[BEGIN RECORDED INFORMATION]

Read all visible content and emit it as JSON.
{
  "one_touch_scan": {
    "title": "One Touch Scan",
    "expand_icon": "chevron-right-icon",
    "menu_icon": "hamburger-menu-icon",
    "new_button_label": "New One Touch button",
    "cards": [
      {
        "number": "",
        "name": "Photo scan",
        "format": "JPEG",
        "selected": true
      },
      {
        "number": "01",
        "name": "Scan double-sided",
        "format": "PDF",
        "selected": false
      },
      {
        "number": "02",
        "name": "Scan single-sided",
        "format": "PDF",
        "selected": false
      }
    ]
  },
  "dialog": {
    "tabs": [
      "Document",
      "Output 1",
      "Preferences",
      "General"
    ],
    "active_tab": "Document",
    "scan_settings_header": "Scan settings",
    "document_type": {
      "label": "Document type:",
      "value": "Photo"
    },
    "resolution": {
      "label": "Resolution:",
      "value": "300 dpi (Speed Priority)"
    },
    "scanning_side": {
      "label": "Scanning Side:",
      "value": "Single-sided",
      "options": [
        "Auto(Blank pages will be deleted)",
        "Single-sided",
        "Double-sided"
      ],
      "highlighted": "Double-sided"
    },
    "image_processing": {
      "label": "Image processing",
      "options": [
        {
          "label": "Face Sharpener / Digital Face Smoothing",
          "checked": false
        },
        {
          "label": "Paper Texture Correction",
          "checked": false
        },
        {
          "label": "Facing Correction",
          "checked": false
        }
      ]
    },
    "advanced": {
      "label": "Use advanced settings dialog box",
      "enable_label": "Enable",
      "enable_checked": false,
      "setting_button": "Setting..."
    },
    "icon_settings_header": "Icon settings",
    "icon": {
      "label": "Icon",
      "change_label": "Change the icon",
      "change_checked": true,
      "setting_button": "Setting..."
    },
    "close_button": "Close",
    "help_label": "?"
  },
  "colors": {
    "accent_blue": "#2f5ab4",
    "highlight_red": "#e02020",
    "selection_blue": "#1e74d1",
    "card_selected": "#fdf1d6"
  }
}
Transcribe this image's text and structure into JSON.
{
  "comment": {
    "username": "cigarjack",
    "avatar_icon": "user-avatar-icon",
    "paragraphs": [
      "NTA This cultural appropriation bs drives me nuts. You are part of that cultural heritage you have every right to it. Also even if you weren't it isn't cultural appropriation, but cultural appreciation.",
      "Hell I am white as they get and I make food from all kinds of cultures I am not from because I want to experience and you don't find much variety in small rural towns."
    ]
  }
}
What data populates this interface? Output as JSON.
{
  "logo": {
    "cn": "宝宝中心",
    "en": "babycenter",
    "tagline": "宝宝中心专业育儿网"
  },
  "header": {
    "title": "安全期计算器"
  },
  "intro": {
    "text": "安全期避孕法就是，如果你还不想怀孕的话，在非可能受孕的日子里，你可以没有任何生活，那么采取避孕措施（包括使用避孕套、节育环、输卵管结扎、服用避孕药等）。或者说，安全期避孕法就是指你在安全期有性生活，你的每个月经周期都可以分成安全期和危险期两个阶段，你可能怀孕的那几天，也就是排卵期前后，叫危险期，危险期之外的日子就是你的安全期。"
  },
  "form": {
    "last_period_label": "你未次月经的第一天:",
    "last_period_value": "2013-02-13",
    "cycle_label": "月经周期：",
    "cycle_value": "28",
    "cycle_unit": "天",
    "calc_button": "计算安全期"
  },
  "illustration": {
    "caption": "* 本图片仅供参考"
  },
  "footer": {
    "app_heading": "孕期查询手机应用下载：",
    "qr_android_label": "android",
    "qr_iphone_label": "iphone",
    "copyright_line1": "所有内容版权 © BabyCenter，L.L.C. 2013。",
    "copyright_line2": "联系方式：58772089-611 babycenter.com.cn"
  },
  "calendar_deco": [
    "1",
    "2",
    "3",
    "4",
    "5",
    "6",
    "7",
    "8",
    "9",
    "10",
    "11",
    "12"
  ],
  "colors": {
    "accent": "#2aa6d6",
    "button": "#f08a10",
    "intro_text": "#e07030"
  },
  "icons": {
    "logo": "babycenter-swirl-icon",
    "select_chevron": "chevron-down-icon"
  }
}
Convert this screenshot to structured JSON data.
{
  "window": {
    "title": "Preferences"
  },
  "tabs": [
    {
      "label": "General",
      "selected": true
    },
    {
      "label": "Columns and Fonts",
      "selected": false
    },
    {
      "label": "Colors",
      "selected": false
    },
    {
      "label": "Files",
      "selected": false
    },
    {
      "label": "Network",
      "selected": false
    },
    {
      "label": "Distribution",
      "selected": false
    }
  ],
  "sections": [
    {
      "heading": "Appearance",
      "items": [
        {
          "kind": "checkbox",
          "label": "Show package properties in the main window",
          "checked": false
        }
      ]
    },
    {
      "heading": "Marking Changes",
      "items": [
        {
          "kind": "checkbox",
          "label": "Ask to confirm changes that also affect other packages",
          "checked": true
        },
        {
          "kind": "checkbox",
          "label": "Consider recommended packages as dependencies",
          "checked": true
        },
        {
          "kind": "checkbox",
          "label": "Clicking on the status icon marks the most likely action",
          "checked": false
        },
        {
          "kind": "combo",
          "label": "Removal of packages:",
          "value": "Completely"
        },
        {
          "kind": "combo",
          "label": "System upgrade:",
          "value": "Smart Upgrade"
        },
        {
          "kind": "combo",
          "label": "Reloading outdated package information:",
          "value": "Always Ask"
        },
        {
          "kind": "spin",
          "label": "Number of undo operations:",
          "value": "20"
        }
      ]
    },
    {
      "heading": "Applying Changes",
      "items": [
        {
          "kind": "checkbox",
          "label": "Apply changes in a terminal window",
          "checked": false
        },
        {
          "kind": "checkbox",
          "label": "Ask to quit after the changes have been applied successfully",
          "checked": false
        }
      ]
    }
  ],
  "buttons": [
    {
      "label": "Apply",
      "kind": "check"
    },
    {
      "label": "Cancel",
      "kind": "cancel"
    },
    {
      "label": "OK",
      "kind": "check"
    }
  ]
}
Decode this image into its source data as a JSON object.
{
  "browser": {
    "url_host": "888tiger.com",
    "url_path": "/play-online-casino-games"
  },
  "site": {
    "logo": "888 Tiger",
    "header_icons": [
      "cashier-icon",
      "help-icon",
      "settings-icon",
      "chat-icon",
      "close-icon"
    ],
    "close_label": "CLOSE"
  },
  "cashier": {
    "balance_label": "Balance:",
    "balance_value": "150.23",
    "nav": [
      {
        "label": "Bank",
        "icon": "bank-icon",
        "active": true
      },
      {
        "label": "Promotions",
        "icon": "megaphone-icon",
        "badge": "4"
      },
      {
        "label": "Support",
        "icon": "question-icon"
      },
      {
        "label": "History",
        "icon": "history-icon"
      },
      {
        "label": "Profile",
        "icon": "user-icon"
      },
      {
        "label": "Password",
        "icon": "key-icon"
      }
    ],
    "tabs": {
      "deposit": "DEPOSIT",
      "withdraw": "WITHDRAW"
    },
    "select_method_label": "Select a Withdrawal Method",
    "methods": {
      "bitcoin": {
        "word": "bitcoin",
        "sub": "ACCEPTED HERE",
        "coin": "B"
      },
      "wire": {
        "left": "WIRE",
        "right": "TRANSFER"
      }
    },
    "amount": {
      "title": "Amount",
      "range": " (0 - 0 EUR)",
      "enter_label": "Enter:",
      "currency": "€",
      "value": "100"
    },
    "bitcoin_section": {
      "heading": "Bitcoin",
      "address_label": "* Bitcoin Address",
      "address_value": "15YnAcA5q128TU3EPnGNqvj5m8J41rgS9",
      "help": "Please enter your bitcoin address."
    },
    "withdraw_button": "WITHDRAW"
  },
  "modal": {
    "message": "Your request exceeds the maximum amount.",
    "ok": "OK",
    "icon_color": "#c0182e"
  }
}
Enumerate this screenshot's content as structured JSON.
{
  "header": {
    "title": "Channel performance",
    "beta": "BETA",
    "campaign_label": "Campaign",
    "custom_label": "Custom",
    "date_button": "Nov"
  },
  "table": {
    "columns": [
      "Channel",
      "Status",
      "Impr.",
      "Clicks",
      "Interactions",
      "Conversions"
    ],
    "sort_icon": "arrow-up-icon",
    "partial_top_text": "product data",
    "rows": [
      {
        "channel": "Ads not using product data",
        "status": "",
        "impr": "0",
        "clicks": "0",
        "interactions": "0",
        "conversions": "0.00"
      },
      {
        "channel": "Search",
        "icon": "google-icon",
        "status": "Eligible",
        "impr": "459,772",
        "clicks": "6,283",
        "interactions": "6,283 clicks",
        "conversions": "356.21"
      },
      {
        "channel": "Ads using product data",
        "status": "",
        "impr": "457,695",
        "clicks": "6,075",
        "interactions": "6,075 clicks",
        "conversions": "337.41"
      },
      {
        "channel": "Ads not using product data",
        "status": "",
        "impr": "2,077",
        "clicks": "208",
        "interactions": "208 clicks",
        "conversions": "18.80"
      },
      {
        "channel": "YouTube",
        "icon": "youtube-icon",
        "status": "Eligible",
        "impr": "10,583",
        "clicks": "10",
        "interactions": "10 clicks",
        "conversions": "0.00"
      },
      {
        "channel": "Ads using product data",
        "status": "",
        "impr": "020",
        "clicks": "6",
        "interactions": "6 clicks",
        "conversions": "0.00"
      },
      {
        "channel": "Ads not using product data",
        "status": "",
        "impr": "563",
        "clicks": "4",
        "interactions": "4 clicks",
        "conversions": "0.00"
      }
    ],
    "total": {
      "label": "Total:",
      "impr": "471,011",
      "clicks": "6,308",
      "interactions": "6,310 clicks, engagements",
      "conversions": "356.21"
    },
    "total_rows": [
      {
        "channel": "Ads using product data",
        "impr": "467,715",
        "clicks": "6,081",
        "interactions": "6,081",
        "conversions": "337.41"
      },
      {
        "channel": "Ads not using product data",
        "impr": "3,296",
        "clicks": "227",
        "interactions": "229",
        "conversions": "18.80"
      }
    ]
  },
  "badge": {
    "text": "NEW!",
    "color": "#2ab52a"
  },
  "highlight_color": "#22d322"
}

[END RECORDED INFORMATION]

*WHAT THIS TASK INVOLVES*
Check each line of the records above for the string "sided", and report every line that has it.

*REPLY TO THE TASK*
        "name": "Scan double-sided",
        "name": "Scan single-sided",
      "value": "Single-sided",
        "Single-sided",
        "Double-sided"
      "highlighted": "Double-sided"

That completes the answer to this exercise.